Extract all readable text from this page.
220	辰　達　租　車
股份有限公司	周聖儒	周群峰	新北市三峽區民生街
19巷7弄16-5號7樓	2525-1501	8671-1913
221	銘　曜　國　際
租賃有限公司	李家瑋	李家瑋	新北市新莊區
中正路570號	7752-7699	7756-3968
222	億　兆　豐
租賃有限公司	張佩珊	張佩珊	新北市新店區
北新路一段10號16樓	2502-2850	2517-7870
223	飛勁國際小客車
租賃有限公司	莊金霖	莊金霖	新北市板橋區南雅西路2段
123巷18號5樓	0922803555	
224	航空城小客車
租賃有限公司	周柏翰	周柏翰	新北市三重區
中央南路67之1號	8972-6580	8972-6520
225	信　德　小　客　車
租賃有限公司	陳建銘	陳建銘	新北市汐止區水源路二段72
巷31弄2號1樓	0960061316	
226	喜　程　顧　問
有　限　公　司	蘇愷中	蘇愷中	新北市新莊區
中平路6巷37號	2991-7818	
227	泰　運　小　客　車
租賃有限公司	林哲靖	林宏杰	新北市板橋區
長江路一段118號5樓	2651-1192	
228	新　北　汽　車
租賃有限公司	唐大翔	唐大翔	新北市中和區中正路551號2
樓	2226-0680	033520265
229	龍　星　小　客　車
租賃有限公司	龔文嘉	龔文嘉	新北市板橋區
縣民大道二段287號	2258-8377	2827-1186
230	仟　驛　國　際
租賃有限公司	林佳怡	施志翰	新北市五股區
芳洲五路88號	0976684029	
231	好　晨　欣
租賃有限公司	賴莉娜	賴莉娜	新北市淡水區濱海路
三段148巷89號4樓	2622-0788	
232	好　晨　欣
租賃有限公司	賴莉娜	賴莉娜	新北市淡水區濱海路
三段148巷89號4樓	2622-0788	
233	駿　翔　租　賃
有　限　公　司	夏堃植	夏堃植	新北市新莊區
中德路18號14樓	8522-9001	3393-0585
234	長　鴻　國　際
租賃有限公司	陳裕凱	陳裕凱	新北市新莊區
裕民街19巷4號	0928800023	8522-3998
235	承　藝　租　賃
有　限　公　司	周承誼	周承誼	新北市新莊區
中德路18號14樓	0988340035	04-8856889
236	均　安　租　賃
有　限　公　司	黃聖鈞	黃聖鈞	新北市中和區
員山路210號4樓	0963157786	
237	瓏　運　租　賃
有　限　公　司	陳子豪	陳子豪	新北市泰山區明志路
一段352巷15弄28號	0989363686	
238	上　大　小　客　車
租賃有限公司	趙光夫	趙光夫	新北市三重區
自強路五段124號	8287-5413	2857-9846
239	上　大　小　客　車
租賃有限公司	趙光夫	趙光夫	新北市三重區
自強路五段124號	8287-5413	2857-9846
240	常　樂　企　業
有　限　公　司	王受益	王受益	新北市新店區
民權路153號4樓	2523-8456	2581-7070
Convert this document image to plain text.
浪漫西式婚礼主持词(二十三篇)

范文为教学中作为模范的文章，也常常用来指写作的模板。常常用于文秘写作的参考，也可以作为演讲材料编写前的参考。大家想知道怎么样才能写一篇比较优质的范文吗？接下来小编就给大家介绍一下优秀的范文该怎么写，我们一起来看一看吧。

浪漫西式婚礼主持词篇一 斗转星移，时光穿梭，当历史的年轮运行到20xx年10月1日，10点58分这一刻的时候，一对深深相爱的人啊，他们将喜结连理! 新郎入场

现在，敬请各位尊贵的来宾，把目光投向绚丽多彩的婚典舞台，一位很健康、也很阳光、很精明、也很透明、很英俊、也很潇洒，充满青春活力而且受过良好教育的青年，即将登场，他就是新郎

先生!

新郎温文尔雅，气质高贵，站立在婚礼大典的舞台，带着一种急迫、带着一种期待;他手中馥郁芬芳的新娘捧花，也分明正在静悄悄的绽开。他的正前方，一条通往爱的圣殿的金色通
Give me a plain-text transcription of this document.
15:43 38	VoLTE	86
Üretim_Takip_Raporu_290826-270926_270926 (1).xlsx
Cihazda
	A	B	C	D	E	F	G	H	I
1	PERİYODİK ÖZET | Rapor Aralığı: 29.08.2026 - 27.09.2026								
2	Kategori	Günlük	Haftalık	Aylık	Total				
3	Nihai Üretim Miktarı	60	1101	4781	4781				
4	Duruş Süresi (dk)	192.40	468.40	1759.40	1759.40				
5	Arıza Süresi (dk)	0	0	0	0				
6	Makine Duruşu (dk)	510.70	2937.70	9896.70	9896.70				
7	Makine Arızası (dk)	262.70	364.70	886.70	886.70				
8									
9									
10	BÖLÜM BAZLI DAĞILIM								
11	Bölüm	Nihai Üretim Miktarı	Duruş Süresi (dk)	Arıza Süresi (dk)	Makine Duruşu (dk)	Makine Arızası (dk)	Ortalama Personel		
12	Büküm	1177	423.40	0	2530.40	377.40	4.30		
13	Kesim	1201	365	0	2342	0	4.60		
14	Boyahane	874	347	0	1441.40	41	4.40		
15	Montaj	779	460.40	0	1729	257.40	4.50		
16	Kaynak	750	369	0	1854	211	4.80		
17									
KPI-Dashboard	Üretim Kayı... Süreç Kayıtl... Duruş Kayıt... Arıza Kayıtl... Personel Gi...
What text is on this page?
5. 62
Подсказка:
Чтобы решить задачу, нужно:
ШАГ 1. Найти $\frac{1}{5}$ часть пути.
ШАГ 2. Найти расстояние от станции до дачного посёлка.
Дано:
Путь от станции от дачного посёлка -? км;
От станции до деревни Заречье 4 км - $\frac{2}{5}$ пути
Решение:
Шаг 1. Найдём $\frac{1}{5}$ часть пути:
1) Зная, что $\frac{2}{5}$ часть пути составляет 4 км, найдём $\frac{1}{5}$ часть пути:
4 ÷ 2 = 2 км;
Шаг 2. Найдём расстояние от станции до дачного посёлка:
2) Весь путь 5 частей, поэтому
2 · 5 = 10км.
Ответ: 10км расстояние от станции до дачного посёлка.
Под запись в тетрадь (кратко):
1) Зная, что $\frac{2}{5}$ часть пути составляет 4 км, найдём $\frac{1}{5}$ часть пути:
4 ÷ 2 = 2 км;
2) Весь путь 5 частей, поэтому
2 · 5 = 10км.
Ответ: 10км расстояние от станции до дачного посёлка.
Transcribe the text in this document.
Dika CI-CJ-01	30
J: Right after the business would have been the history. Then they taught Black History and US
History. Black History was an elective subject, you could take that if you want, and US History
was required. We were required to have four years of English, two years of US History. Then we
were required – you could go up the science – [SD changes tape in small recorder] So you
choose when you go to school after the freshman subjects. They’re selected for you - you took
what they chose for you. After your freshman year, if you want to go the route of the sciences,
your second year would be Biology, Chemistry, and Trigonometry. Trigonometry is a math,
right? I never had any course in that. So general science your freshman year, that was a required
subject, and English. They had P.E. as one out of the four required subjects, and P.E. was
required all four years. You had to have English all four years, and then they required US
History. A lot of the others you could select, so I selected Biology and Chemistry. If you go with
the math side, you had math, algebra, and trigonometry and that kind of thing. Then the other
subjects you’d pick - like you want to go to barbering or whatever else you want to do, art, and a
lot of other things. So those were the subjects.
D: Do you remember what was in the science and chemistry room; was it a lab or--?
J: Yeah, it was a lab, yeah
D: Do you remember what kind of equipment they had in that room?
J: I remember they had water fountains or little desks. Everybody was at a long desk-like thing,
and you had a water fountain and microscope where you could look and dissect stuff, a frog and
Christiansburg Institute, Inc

***

• [What is being asked]
How many lines of these entries contain "frac"? Answer with the number and nothing else.

• [Answer to this exercise]
5